:: Listing ::
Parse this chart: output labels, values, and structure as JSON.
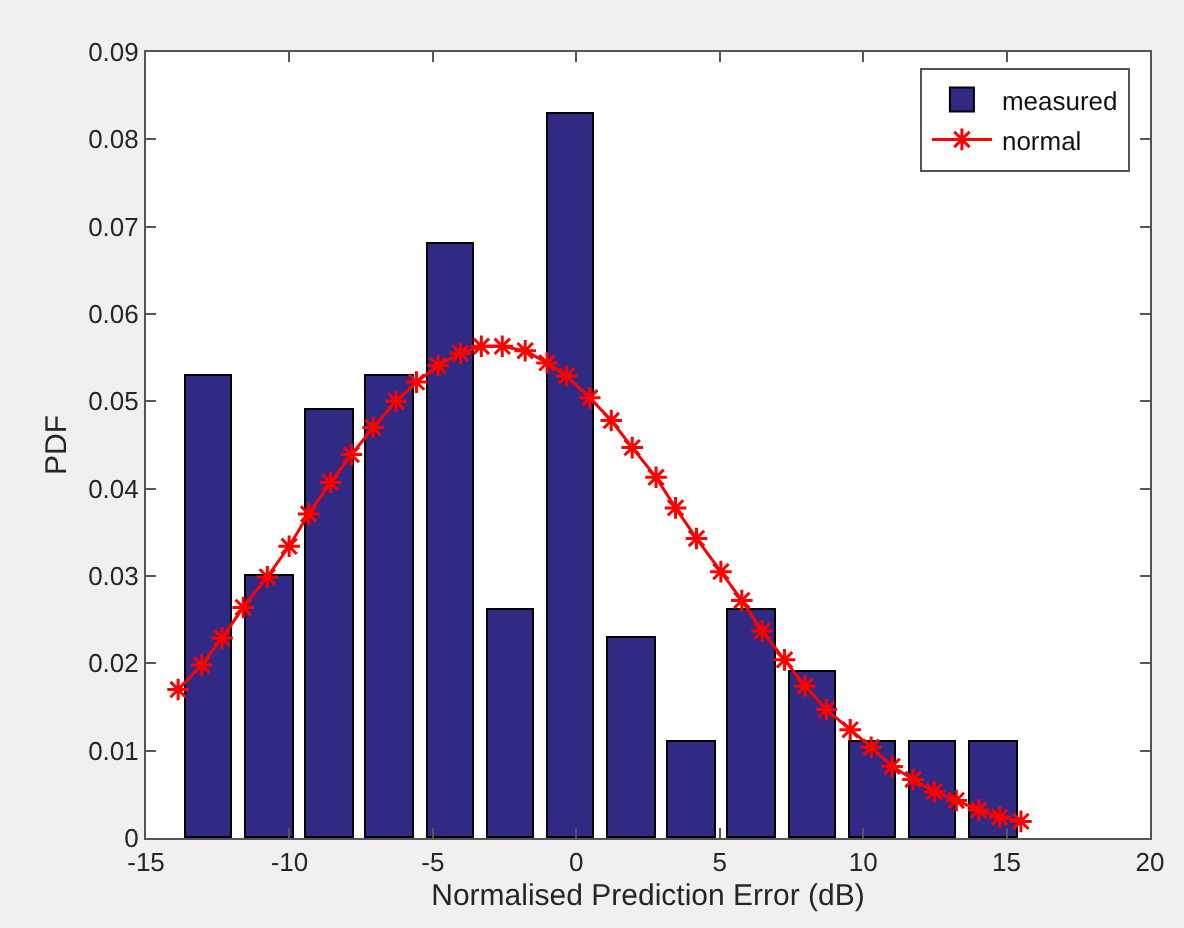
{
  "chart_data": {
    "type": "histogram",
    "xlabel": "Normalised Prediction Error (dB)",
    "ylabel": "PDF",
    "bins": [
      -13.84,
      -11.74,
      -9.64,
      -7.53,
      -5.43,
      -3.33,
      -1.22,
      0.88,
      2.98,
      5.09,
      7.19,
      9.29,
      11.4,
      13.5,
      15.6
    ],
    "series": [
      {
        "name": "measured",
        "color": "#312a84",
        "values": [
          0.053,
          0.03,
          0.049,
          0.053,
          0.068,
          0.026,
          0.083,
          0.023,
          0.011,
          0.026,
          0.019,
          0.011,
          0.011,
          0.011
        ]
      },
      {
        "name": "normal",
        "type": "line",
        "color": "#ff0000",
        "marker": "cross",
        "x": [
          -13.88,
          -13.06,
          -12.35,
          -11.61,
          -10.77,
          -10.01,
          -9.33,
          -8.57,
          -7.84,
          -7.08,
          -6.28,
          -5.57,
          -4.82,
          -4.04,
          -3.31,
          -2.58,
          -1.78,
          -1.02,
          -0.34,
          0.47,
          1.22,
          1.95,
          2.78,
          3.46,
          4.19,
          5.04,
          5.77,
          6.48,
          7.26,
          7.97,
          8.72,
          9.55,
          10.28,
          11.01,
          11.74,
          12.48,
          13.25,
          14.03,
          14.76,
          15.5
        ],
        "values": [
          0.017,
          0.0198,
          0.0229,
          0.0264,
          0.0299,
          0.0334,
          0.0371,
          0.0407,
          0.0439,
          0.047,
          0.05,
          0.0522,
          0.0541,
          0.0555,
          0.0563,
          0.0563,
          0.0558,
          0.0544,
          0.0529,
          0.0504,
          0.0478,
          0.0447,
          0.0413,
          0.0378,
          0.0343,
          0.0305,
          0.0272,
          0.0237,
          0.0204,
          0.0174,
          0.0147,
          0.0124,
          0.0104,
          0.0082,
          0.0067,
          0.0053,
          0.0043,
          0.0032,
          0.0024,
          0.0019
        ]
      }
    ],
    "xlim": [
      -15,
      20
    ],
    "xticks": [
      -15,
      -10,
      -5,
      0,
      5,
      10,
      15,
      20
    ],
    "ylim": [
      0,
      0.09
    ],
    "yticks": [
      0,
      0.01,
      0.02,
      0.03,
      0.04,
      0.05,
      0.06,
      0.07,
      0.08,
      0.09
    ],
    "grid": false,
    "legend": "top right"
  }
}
==
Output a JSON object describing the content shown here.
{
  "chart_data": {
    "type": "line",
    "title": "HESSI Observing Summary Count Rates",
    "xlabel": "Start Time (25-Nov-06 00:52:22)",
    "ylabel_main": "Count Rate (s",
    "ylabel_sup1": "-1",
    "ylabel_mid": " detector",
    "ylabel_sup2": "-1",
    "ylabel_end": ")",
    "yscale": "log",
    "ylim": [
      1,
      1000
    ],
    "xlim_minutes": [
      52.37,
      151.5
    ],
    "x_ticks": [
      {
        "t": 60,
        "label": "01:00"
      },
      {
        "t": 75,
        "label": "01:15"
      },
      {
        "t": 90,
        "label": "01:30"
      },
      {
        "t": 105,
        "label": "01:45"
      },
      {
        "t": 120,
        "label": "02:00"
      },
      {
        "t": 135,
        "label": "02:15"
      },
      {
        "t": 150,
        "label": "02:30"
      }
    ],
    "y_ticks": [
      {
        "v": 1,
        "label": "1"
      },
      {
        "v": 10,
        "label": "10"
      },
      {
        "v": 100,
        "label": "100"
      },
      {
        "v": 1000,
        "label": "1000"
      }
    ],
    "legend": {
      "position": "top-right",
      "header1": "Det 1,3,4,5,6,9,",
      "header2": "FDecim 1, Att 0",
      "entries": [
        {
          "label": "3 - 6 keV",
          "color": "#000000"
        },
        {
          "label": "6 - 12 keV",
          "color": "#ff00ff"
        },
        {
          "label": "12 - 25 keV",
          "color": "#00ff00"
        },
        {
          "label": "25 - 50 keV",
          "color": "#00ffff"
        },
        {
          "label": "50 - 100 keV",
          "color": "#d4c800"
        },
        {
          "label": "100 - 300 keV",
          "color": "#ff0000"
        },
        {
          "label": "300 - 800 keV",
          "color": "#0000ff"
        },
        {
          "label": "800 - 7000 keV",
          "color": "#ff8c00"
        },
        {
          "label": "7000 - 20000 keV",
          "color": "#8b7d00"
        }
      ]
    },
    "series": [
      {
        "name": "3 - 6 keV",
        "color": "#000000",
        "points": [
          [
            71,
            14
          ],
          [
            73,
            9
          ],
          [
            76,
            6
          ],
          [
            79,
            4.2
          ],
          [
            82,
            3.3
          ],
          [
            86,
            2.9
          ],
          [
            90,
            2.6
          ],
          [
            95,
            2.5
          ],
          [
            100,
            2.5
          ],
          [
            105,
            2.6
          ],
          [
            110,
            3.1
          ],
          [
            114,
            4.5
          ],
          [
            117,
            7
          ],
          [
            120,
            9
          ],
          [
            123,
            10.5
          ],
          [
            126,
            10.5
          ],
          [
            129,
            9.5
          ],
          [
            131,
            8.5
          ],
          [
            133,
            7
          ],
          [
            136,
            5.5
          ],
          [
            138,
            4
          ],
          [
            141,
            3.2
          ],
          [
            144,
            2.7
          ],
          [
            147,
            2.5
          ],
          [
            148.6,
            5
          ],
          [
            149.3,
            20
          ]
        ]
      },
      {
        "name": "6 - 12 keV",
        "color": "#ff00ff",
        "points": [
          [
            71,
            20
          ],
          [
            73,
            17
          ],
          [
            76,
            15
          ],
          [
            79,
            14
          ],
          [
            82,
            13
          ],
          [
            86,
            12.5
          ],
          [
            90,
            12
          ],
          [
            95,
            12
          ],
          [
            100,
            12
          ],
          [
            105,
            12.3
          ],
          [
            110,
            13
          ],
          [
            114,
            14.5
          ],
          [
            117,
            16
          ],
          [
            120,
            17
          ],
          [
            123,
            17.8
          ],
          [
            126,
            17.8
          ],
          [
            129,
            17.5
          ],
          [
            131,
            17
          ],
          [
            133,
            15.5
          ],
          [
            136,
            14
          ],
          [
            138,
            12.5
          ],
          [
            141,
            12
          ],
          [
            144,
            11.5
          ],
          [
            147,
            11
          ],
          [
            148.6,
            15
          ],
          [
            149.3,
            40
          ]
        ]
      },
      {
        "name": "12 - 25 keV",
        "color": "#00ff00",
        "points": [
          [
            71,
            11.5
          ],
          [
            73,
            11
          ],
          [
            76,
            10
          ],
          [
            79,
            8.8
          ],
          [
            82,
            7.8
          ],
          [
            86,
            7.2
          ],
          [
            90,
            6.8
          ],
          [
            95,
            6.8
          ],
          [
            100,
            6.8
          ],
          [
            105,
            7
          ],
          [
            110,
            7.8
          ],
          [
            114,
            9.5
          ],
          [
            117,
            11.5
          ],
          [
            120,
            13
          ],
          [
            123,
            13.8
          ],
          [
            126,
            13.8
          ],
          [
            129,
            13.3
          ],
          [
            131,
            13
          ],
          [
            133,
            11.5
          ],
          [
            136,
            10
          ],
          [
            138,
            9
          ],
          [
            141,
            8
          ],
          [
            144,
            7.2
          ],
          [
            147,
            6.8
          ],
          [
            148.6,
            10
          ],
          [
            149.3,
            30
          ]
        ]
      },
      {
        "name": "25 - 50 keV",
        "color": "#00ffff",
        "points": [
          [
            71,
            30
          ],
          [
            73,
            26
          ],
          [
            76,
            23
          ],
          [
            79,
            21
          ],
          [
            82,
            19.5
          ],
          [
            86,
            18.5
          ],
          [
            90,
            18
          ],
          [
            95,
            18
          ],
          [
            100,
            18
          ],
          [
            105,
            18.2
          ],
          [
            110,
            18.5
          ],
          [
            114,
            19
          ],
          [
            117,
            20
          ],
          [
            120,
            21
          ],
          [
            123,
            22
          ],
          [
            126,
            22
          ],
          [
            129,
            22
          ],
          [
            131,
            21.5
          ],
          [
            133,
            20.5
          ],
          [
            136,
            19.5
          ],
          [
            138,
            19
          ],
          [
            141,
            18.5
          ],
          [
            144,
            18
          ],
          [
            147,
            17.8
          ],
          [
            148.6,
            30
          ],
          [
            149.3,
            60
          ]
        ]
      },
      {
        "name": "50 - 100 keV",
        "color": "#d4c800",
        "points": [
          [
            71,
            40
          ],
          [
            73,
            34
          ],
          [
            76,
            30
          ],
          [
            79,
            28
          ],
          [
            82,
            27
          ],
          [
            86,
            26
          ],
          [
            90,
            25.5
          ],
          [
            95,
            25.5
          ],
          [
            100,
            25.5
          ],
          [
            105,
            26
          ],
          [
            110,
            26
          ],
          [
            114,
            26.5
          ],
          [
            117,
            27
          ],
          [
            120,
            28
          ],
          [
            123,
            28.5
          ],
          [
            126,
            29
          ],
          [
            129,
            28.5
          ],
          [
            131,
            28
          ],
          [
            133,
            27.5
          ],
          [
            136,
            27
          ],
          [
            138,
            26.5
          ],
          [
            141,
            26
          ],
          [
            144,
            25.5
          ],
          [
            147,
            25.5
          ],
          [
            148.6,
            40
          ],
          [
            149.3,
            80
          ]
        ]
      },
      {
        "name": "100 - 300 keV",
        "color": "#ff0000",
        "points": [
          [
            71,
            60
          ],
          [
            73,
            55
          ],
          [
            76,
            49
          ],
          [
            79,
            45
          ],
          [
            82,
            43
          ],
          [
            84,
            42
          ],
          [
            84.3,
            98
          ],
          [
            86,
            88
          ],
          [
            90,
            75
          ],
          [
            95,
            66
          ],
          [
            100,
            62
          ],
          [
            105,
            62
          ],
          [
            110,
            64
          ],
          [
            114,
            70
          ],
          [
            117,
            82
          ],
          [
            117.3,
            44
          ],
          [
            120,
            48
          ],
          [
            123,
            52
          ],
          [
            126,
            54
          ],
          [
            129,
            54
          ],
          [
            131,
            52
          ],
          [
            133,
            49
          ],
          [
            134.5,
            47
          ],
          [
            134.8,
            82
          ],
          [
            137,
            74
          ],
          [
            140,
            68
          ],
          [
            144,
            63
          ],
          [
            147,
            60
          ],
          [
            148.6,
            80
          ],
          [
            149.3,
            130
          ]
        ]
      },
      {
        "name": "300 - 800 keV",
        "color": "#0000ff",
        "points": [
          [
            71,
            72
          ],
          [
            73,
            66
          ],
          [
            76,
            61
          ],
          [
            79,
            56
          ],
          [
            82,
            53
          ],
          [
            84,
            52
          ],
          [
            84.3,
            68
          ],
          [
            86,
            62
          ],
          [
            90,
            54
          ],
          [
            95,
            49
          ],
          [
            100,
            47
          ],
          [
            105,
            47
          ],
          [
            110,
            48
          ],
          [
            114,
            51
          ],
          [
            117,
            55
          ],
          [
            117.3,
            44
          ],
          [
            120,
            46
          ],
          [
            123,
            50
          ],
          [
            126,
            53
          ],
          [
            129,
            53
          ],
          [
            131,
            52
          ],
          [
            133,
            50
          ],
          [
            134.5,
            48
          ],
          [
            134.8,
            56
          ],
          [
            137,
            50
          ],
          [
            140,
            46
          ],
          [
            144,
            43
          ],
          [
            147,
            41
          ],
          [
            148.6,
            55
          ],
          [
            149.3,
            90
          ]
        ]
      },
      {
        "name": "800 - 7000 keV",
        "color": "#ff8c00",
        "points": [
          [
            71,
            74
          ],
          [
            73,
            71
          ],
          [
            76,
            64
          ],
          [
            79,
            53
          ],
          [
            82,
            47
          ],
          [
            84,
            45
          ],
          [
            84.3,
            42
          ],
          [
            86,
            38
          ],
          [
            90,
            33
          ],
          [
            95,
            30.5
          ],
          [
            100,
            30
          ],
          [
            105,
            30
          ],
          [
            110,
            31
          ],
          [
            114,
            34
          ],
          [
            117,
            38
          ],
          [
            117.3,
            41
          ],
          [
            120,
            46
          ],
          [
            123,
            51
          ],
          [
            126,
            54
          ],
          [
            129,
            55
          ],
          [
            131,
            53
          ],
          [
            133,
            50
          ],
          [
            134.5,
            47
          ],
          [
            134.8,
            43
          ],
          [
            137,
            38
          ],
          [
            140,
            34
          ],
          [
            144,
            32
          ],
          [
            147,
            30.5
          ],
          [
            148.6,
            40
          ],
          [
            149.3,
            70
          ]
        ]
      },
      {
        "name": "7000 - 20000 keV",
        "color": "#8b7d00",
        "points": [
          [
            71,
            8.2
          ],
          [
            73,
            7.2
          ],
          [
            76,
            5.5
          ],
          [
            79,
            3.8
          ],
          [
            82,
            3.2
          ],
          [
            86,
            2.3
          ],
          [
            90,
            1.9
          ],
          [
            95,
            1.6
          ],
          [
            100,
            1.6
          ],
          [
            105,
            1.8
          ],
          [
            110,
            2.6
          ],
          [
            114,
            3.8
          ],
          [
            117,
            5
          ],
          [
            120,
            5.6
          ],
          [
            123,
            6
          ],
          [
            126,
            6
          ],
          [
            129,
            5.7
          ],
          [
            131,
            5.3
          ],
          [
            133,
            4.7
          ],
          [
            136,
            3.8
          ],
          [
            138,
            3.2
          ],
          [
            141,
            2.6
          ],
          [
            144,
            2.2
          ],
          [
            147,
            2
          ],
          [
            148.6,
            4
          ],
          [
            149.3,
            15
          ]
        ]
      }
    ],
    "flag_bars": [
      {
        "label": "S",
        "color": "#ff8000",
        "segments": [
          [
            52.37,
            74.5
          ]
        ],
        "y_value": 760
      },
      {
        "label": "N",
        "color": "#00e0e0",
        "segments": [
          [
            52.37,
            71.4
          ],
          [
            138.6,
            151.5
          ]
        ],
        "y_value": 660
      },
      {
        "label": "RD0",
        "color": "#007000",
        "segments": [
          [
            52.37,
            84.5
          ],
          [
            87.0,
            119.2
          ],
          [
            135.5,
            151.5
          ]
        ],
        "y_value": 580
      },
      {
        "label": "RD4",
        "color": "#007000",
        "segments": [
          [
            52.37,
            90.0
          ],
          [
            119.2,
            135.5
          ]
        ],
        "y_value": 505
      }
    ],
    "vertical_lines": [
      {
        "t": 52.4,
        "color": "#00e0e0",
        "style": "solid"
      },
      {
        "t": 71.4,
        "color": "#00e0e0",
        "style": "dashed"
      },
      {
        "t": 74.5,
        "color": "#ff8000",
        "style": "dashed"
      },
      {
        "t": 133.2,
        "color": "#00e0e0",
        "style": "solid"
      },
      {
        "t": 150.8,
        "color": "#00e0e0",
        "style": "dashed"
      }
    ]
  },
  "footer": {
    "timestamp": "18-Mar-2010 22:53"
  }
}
...
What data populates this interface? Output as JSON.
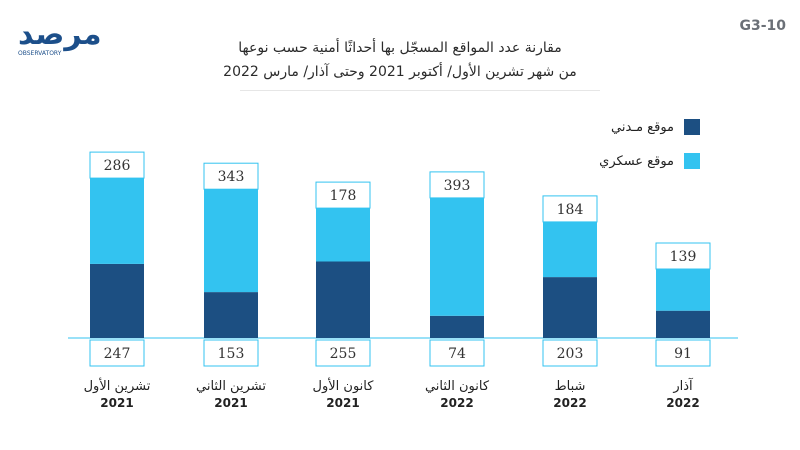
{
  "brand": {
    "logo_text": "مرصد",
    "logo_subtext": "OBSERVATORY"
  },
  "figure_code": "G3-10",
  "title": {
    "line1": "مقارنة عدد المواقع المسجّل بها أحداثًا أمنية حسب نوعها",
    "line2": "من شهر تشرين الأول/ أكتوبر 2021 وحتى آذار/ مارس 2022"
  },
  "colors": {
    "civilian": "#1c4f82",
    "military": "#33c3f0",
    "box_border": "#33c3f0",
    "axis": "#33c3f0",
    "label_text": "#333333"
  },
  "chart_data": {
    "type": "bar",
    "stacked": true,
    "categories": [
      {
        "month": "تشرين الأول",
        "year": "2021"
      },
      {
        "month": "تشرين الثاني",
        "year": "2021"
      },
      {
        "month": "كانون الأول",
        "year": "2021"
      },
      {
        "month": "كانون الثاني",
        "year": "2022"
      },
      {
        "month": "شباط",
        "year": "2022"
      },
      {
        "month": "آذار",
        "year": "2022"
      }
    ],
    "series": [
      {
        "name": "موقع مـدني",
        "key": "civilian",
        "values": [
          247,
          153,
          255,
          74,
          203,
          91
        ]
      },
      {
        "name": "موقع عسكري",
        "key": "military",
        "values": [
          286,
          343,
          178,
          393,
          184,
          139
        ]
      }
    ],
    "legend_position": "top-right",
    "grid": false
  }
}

:: Given problem ::
Which lines above hold the word "كانون"? Copy each of them.

:: Task solution ::
        "month": "كانون الأول",
        "month": "كانون الثاني",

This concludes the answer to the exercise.